Only lines with the string "rainfall" matter here; gather them from the material below.
— START Records for this task —
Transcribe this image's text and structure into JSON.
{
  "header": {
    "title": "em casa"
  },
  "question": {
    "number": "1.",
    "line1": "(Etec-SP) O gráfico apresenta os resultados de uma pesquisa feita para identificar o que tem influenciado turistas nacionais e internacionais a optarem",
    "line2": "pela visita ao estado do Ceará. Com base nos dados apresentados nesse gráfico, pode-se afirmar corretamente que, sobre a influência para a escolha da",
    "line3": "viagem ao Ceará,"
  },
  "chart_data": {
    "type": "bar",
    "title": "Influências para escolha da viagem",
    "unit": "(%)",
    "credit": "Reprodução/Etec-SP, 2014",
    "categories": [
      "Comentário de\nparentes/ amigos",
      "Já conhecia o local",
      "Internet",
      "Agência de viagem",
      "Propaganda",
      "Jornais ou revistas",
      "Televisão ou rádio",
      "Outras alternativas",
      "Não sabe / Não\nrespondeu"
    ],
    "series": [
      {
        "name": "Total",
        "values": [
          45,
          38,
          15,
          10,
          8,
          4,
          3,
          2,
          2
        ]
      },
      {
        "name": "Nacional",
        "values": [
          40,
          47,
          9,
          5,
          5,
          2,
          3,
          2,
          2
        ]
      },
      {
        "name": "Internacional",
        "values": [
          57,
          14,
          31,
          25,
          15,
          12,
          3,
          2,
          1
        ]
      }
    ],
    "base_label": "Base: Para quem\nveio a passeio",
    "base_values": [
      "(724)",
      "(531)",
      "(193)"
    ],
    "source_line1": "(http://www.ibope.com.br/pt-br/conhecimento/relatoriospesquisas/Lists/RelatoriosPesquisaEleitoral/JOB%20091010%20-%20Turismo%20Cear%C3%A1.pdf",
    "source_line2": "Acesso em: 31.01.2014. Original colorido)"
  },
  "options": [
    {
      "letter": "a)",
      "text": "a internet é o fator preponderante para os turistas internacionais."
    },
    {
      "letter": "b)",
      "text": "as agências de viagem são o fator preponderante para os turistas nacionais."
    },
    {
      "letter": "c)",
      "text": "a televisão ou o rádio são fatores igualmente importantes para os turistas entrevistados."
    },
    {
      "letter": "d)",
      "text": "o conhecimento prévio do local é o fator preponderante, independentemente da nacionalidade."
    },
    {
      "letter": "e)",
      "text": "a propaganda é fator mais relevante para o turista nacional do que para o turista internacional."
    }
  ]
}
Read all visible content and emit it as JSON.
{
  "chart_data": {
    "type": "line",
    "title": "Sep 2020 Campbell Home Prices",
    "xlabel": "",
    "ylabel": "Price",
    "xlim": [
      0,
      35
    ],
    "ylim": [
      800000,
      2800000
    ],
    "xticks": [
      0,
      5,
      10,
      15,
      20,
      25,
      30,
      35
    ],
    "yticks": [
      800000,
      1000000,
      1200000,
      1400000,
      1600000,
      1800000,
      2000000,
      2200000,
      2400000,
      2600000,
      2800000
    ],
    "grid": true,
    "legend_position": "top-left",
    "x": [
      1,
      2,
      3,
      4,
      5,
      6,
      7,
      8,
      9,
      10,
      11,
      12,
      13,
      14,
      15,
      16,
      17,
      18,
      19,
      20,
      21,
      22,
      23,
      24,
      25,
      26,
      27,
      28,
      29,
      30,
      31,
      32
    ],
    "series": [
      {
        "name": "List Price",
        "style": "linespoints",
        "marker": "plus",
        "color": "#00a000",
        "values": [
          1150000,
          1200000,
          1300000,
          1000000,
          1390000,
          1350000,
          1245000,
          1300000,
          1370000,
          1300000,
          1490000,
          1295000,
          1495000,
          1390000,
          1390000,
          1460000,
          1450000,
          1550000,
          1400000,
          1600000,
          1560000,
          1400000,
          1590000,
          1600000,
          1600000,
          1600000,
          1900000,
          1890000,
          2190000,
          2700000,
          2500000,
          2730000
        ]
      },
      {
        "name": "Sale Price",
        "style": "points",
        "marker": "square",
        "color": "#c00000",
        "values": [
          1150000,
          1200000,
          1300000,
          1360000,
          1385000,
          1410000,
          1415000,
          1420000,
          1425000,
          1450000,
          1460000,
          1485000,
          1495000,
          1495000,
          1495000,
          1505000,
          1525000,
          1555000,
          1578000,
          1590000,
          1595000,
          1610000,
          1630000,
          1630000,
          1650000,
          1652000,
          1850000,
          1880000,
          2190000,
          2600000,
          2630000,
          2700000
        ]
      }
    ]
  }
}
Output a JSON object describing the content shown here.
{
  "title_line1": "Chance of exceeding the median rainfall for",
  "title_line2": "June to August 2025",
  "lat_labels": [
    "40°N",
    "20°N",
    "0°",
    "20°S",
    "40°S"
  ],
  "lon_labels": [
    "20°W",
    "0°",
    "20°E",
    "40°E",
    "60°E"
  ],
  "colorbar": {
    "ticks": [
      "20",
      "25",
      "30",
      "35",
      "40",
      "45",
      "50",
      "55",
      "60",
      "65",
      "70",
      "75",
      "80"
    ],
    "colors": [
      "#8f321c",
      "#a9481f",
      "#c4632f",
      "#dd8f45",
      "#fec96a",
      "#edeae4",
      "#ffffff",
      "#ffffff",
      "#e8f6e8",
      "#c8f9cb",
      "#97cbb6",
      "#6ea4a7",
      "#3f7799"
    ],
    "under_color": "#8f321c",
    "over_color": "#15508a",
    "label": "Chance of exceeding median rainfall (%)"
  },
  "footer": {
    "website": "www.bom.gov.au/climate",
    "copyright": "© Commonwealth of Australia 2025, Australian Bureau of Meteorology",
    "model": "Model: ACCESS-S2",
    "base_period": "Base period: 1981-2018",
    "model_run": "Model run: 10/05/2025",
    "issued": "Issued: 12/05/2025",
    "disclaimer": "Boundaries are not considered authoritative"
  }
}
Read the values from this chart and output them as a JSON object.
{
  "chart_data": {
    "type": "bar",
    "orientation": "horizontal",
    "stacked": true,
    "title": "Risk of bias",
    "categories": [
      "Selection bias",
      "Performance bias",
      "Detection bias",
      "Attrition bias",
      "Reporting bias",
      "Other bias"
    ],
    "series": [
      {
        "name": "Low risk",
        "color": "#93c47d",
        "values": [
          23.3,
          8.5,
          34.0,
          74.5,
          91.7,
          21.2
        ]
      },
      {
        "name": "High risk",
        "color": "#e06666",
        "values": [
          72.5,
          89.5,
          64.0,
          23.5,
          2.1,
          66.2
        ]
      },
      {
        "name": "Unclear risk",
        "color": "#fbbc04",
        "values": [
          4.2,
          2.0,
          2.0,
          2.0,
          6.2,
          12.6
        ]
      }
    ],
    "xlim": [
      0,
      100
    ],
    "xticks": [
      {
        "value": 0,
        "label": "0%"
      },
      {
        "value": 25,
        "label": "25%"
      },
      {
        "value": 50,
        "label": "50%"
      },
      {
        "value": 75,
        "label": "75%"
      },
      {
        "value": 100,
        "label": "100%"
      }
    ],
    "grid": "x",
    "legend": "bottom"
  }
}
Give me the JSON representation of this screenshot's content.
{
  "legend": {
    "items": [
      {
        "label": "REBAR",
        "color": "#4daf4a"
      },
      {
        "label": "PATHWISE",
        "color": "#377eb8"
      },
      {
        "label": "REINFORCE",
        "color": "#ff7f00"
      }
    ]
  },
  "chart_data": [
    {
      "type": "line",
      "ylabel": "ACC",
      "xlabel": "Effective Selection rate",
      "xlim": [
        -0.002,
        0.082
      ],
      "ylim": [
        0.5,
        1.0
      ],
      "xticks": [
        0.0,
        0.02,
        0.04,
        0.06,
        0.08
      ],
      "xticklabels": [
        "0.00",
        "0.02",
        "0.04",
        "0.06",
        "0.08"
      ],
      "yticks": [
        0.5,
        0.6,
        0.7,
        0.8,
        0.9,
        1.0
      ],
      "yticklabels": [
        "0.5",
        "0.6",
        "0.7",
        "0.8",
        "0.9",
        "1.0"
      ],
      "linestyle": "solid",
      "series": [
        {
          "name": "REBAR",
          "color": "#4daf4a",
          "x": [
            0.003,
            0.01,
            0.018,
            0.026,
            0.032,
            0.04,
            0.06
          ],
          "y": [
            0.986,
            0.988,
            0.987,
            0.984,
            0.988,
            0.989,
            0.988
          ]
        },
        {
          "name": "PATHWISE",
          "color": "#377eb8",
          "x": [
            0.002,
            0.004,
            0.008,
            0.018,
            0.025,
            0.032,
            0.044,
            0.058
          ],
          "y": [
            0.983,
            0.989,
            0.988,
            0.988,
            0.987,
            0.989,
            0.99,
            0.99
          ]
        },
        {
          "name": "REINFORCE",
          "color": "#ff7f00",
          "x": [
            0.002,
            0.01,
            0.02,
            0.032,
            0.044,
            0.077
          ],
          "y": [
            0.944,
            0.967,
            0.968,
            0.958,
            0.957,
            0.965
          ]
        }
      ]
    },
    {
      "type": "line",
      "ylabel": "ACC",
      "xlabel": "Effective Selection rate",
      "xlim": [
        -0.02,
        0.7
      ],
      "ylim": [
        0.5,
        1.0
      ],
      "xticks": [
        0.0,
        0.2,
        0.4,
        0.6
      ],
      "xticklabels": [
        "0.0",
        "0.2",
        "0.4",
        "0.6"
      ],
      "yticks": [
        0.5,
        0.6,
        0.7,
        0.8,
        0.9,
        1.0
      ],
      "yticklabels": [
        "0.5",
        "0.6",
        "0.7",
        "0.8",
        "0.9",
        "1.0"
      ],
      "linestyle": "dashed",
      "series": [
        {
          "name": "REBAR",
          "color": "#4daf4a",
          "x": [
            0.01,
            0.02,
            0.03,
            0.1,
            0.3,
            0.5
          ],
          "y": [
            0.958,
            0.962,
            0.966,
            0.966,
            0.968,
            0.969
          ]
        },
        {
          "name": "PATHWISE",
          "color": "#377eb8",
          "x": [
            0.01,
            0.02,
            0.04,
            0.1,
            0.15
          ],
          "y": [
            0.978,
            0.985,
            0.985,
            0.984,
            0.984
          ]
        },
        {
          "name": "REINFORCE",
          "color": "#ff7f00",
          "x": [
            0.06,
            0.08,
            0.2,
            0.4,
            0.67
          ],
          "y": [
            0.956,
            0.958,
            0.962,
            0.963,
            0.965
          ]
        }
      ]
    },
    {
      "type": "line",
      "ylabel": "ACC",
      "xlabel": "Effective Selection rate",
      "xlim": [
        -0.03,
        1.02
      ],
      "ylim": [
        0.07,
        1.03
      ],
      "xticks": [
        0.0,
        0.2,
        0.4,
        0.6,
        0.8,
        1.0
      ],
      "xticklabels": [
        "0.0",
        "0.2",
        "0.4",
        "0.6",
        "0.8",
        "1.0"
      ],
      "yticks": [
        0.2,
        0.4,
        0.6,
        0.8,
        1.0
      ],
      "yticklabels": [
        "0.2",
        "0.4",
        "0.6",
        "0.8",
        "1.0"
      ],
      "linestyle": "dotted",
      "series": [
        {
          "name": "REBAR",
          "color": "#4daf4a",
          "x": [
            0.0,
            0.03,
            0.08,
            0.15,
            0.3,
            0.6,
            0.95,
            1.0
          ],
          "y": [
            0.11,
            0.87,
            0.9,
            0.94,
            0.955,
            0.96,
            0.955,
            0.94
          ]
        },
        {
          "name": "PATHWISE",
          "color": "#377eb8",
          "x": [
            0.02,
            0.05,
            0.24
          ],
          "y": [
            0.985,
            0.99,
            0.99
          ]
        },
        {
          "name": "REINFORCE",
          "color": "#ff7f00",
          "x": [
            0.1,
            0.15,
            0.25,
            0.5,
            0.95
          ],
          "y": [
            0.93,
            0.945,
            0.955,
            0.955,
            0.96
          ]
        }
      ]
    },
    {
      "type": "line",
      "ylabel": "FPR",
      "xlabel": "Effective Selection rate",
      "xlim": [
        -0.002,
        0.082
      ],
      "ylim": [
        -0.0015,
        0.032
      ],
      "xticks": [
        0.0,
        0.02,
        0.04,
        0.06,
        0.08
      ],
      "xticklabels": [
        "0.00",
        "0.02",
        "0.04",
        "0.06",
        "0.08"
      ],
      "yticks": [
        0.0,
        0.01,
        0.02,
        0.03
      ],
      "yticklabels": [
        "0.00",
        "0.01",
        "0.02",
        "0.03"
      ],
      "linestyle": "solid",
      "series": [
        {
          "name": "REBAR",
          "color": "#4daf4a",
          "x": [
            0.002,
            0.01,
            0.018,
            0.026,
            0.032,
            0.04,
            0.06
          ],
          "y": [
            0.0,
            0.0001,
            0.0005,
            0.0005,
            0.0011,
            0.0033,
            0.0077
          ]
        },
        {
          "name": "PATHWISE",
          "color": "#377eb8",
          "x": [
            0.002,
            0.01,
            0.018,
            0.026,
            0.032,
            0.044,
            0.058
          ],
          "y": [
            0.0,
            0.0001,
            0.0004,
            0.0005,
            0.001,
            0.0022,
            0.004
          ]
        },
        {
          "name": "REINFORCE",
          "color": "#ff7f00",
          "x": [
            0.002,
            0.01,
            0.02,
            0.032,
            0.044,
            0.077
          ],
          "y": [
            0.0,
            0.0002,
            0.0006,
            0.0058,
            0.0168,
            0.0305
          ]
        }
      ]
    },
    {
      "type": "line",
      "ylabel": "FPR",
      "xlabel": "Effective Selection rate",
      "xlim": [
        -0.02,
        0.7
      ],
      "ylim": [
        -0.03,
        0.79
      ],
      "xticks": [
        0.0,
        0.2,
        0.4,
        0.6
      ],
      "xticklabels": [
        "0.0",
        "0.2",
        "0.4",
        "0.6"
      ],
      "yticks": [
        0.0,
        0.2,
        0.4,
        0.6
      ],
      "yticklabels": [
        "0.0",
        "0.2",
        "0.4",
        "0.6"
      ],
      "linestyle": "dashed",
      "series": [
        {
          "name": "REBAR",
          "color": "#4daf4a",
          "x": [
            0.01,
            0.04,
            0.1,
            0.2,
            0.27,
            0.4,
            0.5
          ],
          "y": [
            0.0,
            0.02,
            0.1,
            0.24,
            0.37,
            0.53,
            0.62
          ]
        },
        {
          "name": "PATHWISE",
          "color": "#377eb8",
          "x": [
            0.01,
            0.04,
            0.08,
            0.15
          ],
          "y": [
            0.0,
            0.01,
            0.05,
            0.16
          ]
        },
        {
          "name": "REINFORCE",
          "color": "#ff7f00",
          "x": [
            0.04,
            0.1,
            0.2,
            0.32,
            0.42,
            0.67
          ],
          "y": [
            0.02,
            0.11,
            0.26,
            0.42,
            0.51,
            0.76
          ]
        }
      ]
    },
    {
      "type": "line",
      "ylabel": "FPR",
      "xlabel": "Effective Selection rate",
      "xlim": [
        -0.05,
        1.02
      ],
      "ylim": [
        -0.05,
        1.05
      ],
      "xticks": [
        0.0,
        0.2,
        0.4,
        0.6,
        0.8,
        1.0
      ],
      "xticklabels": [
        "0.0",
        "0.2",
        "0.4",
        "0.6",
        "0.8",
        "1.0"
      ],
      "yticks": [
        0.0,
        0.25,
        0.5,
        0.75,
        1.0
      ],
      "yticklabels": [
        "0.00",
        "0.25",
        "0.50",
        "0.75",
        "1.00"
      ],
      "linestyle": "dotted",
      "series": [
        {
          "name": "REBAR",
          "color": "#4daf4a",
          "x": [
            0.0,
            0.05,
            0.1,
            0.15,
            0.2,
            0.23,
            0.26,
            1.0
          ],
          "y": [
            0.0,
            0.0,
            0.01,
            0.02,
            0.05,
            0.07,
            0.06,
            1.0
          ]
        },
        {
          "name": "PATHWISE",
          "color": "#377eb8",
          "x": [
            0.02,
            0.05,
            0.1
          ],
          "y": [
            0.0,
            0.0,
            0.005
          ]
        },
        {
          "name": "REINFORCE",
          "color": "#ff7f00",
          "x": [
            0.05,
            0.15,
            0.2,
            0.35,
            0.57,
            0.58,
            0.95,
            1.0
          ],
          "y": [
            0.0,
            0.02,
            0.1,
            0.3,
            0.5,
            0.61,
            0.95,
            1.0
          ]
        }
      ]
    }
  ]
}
— END Records for this task —
Full answer:
  "title_line1": "Chance of exceeding the median rainfall for",
    "label": "Chance of exceeding median rainfall (%)"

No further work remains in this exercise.